Identify, in the records below, every line where the string "Future" appears, and copy each such line.

-- begin SUPPLIED RECORDS --

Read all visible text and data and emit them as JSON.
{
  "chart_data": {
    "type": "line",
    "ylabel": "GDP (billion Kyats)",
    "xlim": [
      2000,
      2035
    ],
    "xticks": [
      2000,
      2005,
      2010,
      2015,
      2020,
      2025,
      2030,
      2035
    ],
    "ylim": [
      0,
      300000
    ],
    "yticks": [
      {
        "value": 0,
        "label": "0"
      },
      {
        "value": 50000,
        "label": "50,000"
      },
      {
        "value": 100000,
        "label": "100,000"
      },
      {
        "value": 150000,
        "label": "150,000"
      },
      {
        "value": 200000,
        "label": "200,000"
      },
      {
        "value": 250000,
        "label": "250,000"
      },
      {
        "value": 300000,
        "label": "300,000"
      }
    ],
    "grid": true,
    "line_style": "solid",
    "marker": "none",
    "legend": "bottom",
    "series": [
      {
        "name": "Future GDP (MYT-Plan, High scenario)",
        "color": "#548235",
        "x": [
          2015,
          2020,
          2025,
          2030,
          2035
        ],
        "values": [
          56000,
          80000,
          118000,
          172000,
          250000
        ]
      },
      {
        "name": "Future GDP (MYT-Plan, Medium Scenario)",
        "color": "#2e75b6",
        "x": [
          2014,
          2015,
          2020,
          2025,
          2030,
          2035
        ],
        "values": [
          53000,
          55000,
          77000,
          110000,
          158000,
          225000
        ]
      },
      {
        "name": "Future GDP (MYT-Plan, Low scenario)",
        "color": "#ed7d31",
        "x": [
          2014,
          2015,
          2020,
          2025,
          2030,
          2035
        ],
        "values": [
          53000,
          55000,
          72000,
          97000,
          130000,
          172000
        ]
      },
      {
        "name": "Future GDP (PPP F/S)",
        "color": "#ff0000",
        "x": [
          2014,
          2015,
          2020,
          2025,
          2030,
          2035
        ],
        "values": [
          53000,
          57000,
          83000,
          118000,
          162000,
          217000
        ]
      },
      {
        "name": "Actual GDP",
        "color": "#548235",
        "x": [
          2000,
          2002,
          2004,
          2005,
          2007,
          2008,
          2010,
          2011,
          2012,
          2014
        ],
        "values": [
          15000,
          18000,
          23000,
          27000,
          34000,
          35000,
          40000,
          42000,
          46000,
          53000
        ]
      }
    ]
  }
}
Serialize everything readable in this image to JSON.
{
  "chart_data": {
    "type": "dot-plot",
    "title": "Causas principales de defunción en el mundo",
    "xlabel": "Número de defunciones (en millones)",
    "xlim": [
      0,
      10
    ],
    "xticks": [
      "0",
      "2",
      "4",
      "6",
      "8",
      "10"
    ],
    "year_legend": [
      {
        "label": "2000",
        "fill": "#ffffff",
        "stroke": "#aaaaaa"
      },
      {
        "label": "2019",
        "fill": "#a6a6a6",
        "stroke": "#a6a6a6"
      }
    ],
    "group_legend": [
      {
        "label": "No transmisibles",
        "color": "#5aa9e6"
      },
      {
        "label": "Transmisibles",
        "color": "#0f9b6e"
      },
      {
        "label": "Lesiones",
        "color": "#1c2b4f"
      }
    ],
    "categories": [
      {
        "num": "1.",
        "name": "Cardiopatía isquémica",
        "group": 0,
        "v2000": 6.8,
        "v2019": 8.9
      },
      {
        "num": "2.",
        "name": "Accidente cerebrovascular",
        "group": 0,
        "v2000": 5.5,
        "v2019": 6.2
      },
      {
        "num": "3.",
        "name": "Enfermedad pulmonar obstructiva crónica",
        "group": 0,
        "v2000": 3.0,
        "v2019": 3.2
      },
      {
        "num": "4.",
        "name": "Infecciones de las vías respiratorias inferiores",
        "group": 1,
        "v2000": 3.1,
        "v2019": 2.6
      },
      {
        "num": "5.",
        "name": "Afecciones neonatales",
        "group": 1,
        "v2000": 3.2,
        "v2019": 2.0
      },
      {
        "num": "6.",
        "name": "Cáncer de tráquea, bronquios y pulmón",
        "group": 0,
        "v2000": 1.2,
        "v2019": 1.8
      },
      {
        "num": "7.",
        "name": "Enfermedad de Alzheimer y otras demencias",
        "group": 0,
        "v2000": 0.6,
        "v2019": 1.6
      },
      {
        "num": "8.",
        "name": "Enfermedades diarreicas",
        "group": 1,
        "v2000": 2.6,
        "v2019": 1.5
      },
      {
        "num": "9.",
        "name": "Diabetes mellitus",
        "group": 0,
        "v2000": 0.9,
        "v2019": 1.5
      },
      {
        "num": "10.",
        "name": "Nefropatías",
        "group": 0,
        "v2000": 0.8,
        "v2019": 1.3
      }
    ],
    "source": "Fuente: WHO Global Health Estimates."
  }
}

-- end SUPPLIED RECORDS --

-- EXERCISE RESULT --
        "name": "Future GDP (MYT-Plan, High scenario)",
        "name": "Future GDP (MYT-Plan, Medium Scenario)",
        "name": "Future GDP (MYT-Plan, Low scenario)",
        "name": "Future GDP (PPP F/S)",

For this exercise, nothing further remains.